• Task statement: Note each line of the listing that contains the string "this", and copy it.

• Extracted entries:
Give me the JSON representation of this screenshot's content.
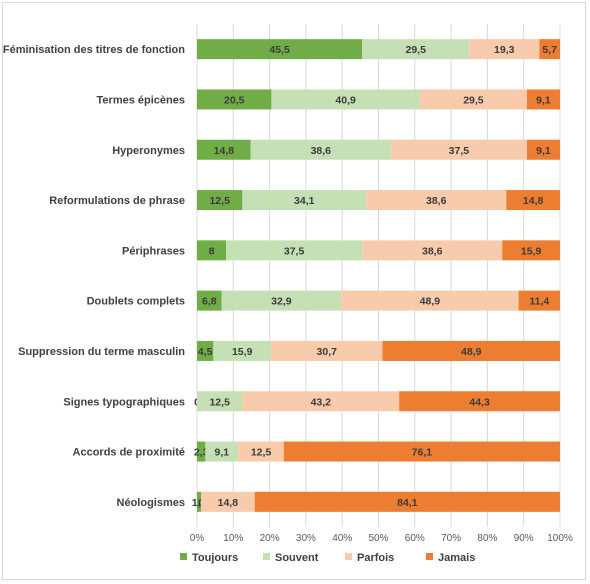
{
  "chart_data": {
    "type": "bar",
    "orientation": "horizontal",
    "stacked": "percent",
    "title": "",
    "xlabel": "",
    "ylabel": "",
    "xlim": [
      0,
      100
    ],
    "grid": true,
    "legend_position": "bottom",
    "categories": [
      "Féminisation des titres de fonction",
      "Termes épicènes",
      "Hyperonymes",
      "Reformulations de phrase",
      "Périphrases",
      "Doublets complets",
      "Suppression du terme masculin",
      "Signes typographiques",
      "Accords de proximité",
      "Néologismes"
    ],
    "series": [
      {
        "name": "Toujours",
        "color": "#70ad47",
        "values": [
          45.5,
          20.5,
          14.8,
          12.5,
          8,
          6.8,
          4.5,
          0,
          2.3,
          1.1
        ],
        "labels": [
          "45,5",
          "20,5",
          "14,8",
          "12,5",
          "8",
          "6,8",
          "4,5",
          "0",
          "2,3",
          "1,1"
        ]
      },
      {
        "name": "Souvent",
        "color": "#c5e0b4",
        "values": [
          29.5,
          40.9,
          38.6,
          34.1,
          37.5,
          32.9,
          15.9,
          12.5,
          9.1,
          0
        ],
        "labels": [
          "29,5",
          "40,9",
          "38,6",
          "34,1",
          "37,5",
          "32,9",
          "15,9",
          "12,5",
          "9,1",
          "0"
        ]
      },
      {
        "name": "Parfois",
        "color": "#f8cbad",
        "values": [
          19.3,
          29.5,
          37.5,
          38.6,
          38.6,
          48.9,
          30.7,
          43.2,
          12.5,
          14.8
        ],
        "labels": [
          "19,3",
          "29,5",
          "37,5",
          "38,6",
          "38,6",
          "48,9",
          "30,7",
          "43,2",
          "12,5",
          "14,8"
        ]
      },
      {
        "name": "Jamais",
        "color": "#ed7d31",
        "values": [
          5.7,
          9.1,
          9.1,
          14.8,
          15.9,
          11.4,
          48.9,
          44.3,
          76.1,
          84.1
        ],
        "labels": [
          "5,7",
          "9,1",
          "9,1",
          "14,8",
          "15,9",
          "11,4",
          "48,9",
          "44,3",
          "76,1",
          "84,1"
        ]
      }
    ],
    "ticks": [
      "0%",
      "10%",
      "20%",
      "30%",
      "40%",
      "50%",
      "60%",
      "70%",
      "80%",
      "90%",
      "100%"
    ]
  }
}
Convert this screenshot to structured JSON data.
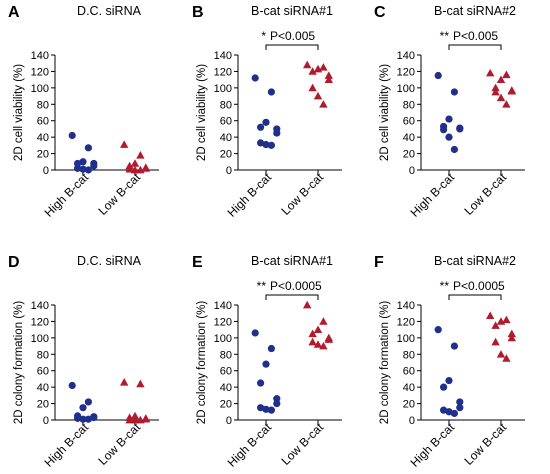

• Full output:
Give me the JSON representation of this screenshot's content.
Convert this screenshot to structured JSON data.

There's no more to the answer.